**GOAL OF THE EXERCISE**: Filter the entries below, keeping every line that has the word "недвижимое".

....

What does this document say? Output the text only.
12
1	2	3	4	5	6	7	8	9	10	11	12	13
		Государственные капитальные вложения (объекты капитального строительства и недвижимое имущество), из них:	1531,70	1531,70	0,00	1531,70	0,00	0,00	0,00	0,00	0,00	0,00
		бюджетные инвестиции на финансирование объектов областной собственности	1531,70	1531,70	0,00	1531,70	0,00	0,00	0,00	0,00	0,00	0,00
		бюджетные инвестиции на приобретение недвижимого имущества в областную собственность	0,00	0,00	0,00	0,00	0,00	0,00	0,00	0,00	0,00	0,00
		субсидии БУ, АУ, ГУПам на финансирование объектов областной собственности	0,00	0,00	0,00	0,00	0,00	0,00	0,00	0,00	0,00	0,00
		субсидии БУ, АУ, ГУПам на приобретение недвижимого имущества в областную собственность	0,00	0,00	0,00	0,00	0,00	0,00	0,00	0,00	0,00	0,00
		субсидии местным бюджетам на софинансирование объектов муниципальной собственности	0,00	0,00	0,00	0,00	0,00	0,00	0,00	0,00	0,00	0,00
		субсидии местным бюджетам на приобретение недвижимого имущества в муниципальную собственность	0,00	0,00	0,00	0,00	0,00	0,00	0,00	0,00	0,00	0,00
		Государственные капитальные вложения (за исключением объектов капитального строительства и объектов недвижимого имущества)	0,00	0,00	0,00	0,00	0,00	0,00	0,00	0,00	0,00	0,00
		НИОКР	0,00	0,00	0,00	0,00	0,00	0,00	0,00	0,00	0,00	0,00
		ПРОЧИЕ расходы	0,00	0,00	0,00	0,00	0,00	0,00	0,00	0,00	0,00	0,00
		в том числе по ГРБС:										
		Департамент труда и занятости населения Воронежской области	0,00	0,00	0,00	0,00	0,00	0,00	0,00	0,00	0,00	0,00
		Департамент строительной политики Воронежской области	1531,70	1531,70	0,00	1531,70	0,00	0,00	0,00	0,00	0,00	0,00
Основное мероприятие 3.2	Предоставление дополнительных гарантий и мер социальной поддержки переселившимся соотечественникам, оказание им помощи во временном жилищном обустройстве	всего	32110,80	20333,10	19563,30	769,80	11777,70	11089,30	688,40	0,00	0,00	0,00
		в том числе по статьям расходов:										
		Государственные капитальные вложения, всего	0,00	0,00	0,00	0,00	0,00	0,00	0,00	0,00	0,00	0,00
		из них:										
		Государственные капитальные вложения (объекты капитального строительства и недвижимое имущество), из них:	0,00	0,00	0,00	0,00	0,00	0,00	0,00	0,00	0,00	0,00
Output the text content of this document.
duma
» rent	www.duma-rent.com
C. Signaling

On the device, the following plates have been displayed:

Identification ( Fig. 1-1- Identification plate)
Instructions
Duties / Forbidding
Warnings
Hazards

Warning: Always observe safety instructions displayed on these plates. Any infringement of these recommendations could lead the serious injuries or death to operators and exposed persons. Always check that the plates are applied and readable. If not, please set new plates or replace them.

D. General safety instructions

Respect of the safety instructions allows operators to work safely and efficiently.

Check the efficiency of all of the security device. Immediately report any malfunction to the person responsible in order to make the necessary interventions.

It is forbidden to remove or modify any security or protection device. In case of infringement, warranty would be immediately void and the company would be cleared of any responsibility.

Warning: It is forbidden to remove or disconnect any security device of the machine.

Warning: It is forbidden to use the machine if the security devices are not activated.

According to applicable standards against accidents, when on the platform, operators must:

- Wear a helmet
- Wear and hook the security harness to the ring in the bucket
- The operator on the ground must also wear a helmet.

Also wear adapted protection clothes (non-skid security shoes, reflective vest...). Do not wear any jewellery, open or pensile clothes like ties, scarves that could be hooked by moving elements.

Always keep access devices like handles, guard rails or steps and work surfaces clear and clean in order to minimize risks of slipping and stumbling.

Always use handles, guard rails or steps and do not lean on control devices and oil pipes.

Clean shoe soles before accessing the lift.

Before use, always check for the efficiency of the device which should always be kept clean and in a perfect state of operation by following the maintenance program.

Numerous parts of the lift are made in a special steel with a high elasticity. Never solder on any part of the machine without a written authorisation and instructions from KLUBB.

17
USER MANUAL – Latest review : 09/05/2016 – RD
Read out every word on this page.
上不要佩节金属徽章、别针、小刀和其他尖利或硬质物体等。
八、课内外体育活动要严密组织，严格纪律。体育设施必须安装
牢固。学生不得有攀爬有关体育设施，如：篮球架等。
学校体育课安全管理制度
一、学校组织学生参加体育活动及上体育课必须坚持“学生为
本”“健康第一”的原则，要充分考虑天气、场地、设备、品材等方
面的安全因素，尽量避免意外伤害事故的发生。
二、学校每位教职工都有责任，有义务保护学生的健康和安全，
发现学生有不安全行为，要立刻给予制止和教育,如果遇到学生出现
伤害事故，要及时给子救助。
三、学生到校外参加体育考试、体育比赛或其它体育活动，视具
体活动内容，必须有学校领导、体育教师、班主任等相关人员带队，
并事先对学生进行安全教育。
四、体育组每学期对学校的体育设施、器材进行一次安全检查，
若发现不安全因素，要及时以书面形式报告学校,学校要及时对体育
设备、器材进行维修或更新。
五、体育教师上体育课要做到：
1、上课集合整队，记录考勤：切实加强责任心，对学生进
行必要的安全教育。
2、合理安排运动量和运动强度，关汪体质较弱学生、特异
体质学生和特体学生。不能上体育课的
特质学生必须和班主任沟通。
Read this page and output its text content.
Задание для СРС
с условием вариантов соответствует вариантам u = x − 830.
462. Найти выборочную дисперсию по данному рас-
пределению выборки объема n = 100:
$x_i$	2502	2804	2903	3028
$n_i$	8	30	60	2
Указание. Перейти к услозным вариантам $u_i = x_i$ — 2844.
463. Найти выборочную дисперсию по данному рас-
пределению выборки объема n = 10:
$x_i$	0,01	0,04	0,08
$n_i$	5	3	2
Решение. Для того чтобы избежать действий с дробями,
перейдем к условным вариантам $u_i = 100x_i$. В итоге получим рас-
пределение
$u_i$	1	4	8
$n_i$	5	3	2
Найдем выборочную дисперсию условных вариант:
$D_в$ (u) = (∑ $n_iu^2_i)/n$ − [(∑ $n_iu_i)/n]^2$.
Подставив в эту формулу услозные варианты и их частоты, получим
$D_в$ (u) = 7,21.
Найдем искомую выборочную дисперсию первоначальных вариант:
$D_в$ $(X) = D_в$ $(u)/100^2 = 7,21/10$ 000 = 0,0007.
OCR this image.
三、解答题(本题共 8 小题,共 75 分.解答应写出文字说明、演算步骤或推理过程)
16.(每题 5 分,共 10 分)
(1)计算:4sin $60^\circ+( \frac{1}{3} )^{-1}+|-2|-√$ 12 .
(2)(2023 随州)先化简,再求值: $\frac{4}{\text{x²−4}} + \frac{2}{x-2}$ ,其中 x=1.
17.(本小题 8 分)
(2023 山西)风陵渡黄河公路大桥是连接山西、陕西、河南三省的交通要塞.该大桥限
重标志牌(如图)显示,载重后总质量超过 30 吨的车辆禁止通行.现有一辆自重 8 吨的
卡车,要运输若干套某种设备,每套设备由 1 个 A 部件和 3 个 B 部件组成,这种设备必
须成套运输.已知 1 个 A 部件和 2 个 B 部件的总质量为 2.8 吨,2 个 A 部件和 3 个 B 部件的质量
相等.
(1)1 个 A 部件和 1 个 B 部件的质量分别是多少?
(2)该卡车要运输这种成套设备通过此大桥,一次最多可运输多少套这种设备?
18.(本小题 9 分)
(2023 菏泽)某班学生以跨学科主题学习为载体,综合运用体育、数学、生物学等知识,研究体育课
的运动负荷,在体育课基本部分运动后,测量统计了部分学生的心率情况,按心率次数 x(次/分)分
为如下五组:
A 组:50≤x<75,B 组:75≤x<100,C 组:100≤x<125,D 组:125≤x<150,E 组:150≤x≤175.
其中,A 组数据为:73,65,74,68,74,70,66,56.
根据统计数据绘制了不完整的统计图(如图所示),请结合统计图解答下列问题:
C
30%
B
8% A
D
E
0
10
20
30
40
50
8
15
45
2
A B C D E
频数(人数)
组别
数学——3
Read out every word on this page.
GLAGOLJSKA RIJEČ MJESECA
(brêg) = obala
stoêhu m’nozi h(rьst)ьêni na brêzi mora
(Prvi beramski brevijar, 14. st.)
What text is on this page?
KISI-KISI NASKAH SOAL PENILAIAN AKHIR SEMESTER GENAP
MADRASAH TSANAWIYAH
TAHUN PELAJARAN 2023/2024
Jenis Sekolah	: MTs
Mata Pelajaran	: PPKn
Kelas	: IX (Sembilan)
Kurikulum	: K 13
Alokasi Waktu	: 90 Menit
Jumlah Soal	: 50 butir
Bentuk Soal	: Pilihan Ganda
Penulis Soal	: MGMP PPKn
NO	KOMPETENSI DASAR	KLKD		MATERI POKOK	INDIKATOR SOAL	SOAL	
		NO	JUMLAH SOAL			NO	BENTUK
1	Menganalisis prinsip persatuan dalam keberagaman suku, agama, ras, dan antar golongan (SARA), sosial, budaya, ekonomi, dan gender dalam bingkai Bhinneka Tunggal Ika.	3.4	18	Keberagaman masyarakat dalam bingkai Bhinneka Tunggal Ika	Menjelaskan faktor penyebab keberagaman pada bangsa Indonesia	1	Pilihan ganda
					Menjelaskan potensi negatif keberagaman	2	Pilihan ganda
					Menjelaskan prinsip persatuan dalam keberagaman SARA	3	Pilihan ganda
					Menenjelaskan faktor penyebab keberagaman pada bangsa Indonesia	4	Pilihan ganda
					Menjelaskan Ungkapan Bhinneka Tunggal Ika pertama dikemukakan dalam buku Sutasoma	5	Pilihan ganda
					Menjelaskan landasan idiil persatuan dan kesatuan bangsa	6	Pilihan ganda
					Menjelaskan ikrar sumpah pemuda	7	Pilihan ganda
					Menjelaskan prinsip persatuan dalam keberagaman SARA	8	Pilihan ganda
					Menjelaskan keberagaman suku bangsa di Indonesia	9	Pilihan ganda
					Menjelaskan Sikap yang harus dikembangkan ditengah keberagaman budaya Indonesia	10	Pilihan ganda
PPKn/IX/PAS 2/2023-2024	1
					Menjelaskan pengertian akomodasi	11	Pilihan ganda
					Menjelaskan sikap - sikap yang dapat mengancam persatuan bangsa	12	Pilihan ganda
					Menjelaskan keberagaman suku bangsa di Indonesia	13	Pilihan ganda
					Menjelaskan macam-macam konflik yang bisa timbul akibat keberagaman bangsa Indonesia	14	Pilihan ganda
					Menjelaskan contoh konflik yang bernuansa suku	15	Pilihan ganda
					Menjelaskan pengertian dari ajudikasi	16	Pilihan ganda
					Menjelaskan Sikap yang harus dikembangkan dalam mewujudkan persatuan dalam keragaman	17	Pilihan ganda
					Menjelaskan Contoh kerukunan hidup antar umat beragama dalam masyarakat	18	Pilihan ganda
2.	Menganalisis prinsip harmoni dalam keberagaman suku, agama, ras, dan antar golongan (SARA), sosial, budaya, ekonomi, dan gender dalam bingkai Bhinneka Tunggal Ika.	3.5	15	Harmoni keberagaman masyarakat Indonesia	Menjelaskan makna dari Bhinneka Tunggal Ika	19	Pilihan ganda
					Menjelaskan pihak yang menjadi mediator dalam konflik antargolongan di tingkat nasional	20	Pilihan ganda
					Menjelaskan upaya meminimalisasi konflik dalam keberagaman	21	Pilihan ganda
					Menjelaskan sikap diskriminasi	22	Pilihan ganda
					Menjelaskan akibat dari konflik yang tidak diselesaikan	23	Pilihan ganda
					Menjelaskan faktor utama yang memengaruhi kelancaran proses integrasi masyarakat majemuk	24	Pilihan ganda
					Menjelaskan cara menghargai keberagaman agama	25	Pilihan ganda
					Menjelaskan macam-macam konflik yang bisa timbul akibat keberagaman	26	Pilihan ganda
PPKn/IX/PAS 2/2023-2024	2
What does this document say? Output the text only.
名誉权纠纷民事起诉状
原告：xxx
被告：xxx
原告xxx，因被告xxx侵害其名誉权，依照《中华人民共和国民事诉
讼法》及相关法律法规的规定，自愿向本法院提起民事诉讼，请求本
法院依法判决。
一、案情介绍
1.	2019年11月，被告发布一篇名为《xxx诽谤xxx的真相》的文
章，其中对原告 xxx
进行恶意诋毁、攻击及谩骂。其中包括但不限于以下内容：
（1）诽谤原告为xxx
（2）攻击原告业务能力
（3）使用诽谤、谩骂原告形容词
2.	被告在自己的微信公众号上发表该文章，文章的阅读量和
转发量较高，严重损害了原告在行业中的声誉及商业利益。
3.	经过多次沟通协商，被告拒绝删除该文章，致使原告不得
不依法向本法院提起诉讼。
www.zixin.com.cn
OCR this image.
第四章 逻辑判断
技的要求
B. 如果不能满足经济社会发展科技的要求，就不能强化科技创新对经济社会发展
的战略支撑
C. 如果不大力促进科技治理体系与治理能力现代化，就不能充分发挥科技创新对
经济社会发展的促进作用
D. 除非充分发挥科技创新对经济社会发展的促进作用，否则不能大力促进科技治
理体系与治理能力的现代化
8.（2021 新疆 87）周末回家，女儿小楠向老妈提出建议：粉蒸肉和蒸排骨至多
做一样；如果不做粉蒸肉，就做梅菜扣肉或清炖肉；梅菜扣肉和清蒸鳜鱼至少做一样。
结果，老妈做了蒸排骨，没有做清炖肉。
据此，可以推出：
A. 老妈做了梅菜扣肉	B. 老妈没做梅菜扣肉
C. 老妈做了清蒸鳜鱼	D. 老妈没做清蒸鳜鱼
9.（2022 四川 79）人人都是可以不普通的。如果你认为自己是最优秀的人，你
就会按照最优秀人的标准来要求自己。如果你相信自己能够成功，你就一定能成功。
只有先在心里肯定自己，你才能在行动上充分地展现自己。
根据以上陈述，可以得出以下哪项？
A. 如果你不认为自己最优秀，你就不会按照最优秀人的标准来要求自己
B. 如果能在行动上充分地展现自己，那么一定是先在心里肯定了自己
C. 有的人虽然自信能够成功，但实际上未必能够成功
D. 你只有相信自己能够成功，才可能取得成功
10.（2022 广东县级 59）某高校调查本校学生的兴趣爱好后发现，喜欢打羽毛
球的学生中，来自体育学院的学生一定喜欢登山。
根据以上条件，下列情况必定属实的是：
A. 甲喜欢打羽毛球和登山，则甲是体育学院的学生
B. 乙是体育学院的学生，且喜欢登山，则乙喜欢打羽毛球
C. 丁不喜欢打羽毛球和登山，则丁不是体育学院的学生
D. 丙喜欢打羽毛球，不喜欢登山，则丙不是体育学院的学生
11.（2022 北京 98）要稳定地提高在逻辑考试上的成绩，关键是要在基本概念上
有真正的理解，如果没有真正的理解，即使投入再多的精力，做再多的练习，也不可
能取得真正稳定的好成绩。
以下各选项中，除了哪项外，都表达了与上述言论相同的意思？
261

....

**OUTPUT OF THE EXERCISE**:
		Государственные капитальные вложения (объекты капитального строительства и недвижимое имущество), из них:	1531,70	1531,70	0,00	1531,70	0,00	0,00	0,00	0,00	0,00	0,00
		Государственные капитальные вложения (объекты капитального строительства и недвижимое имущество), из них:	0,00	0,00	0,00	0,00	0,00	0,00	0,00	0,00	0,00	0,00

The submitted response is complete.